**Extracted data**:
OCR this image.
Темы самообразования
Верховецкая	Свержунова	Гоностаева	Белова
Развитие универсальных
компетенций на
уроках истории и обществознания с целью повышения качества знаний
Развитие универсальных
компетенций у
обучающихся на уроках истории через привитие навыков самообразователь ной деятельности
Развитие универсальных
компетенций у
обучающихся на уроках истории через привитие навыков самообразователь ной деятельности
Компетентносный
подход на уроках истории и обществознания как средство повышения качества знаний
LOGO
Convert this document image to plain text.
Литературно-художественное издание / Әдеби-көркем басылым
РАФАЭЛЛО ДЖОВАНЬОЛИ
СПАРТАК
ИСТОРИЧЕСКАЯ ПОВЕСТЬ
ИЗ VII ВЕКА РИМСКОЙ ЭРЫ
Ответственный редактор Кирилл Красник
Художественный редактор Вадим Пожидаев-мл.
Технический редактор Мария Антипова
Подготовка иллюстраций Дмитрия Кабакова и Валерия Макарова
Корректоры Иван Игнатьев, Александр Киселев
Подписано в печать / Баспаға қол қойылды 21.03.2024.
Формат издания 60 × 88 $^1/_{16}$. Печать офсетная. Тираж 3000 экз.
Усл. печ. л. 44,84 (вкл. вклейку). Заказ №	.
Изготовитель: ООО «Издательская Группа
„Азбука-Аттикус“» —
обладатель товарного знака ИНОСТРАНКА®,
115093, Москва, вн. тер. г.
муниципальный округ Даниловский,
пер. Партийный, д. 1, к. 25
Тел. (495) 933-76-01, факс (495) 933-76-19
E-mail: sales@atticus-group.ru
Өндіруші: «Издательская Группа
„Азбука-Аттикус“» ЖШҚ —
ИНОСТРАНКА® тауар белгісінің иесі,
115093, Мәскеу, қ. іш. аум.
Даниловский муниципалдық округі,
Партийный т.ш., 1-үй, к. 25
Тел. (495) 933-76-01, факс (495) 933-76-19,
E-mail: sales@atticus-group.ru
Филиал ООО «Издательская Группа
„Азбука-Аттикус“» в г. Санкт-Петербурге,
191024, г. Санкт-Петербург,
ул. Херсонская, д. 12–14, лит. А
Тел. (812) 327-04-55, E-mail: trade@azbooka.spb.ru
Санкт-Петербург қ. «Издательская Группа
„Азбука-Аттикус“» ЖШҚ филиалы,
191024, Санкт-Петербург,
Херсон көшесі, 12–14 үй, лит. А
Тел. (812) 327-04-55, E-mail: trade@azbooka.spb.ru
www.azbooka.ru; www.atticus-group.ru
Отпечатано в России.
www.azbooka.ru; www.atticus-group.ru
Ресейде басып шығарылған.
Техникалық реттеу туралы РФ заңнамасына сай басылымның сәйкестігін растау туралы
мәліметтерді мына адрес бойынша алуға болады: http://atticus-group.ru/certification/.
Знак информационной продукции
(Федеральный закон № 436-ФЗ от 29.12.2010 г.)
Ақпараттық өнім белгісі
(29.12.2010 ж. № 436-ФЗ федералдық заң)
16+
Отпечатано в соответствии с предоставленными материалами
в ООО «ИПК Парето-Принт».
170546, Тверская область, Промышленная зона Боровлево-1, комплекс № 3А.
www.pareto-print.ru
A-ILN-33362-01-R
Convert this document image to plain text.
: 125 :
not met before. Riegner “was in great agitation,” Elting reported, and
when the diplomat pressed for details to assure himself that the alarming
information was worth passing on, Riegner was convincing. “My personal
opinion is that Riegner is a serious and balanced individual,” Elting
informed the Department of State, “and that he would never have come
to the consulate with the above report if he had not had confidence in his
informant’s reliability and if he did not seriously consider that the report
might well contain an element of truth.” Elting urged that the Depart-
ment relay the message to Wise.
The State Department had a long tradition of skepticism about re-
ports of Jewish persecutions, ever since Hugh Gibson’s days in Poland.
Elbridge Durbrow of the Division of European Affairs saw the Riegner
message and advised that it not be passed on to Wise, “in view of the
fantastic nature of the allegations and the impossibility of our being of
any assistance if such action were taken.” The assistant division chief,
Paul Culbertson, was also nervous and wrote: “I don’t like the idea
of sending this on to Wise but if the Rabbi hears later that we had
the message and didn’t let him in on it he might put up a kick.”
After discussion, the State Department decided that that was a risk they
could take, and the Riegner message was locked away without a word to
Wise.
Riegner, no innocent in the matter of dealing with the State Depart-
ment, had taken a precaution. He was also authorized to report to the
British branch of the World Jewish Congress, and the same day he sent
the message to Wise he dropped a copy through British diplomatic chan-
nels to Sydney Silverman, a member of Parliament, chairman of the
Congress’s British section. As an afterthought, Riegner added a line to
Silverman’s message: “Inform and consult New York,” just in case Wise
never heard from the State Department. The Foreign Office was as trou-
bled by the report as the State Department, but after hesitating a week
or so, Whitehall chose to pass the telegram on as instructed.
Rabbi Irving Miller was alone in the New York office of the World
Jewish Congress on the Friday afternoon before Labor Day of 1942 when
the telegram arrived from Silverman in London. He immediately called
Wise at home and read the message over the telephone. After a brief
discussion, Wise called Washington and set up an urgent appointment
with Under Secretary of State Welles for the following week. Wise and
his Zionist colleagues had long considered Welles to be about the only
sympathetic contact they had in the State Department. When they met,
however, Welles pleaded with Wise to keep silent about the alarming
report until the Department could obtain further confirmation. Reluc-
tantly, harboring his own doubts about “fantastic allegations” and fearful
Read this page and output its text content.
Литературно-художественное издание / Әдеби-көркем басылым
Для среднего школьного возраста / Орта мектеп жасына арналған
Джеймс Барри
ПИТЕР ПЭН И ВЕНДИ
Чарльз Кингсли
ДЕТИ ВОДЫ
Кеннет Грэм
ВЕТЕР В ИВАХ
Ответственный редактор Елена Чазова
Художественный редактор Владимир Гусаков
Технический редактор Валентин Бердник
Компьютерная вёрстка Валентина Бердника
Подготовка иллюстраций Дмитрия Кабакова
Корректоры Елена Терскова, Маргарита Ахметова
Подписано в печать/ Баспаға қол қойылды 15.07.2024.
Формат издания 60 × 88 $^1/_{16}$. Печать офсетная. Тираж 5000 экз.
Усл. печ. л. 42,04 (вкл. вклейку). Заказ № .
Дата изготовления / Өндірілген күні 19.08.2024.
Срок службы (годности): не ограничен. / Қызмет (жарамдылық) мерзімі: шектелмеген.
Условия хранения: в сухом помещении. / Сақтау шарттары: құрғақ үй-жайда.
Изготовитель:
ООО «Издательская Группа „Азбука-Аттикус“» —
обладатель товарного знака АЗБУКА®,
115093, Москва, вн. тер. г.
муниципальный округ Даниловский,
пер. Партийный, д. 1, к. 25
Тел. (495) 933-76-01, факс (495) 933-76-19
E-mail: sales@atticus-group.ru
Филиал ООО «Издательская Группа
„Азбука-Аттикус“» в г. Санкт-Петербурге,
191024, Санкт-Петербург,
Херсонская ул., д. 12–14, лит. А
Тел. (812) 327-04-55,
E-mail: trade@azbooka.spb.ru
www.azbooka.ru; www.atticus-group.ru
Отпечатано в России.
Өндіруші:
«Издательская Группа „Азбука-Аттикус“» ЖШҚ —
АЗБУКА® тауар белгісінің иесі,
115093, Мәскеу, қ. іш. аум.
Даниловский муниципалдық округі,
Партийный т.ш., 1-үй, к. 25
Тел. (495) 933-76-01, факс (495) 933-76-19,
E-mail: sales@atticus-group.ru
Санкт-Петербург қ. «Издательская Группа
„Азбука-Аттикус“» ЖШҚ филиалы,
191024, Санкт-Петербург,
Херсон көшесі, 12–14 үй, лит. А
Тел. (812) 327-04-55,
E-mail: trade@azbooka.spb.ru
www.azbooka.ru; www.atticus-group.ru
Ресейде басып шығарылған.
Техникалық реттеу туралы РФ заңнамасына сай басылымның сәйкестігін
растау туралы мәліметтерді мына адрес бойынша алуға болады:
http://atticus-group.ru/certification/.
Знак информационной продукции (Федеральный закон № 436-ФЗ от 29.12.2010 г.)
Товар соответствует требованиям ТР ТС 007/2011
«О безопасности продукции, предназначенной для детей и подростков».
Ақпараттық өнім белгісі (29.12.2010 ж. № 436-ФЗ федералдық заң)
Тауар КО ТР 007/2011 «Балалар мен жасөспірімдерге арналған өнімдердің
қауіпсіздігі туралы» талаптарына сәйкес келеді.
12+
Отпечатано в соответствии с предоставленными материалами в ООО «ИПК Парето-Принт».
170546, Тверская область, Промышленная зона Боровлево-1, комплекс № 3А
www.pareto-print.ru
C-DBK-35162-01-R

**What the exercise asks**:
Search the entries for the word "fantastic", then list each line that holds it.

**Written solution**:
fantastic nature of the allegations and the impossibility of our being of
tantly, harboring his own doubts about “fantastic allegations” and fearful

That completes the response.